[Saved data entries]
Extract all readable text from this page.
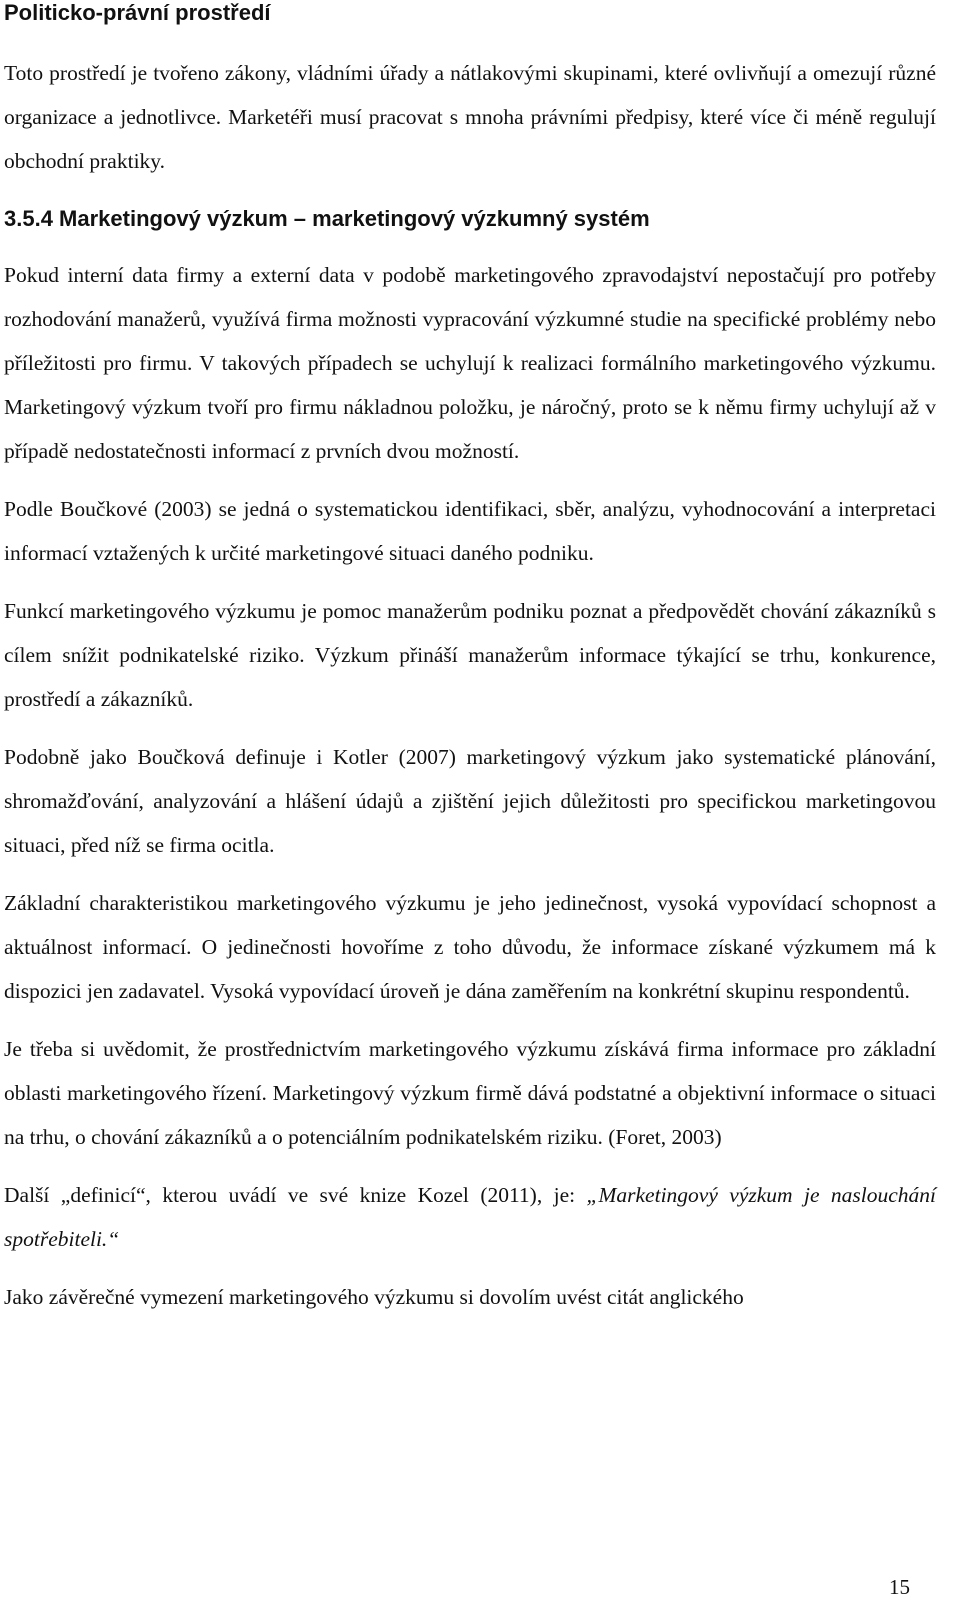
Politicko-právní prostředí

Toto prostředí je tvořeno zákony, vládními úřady a nátlakovými skupinami, které ovlivňují a omezují různé organizace a jednotlivce. Marketéři musí pracovat s mnoha právními předpisy, které více či méně regulují obchodní praktiky.

3.5.4 Marketingový výzkum – marketingový výzkumný systém

Pokud interní data firmy a externí data v podobě marketingového zpravodajství nepostačují pro potřeby rozhodování manažerů, využívá firma možnosti vypracování výzkumné studie na specifické problémy nebo příležitosti pro firmu. V takových případech se uchylují k realizaci formálního marketingového výzkumu. Marketingový výzkum tvoří pro firmu nákladnou položku, je náročný, proto se k němu firmy uchylují až v případě nedostatečnosti informací z prvních dvou možností.

Podle Boučkové (2003) se jedná o systematickou identifikaci, sběr, analýzu, vyhodnocování a interpretaci informací vztažených k určité marketingové situaci daného podniku.

Funkcí marketingového výzkumu je pomoc manažerům podniku poznat a předpovědět chování zákazníků s cílem snížit podnikatelské riziko. Výzkum přináší manažerům informace týkající se trhu, konkurence, prostředí a zákazníků.

Podobně jako Boučková definuje i Kotler (2007) marketingový výzkum jako systematické plánování, shromažďování, analyzování a hlášení údajů a zjištění jejich důležitosti pro specifickou marketingovou situaci, před níž se firma ocitla.

Základní charakteristikou marketingového výzkumu je jeho jedinečnost, vysoká vypovídací schopnost a aktuálnost informací. O jedinečnosti hovoříme z toho důvodu, že informace získané výzkumem má k dispozici jen zadavatel. Vysoká vypovídací úroveň je dána zaměřením na konkrétní skupinu respondentů.

Je třeba si uvědomit, že prostřednictvím marketingového výzkumu získává firma informace pro základní oblasti marketingového řízení. Marketingový výzkum firmě dává podstatné a objektivní informace o situaci na trhu, o chování zákazníků a o potenciálním podnikatelském riziku. (Foret, 2003)

Další „definicí“, kterou uvádí ve své knize Kozel (2011), je: „Marketingový výzkum je naslouchání spotřebiteli.“

Jako závěrečné vymezení marketingového výzkumu si dovolím uvést citát anglického

15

§ **Task objective**:
Pull out every line in the data above that has the word "informací".

§ **Solution to this exercise**:
Pokud interní data firmy a externí data v podobě marketingového zpravodajství nepostačují pro potřeby rozhodování manažerů, využívá firma možnosti vypracování výzkumné studie na specifické problémy nebo příležitosti pro firmu. V takových případech se uchylují k realizaci formálního marketingového výzkumu. Marketingový výzkum tvoří pro firmu nákladnou položku, je náročný, proto se k němu firmy uchylují až v případě nedostatečnosti informací z prvních dvou možností.
Podle Boučkové (2003) se jedná o systematickou identifikaci, sběr, analýzu, vyhodnocování a interpretaci informací vztažených k určité marketingové situaci daného podniku.
Základní charakteristikou marketingového výzkumu je jeho jedinečnost, vysoká vypovídací schopnost a aktuálnost informací. O jedinečnosti hovoříme z toho důvodu, že informace získané výzkumem má k dispozici jen zadavatel. Vysoká vypovídací úroveň je dána zaměřením na konkrétní skupinu respondentů.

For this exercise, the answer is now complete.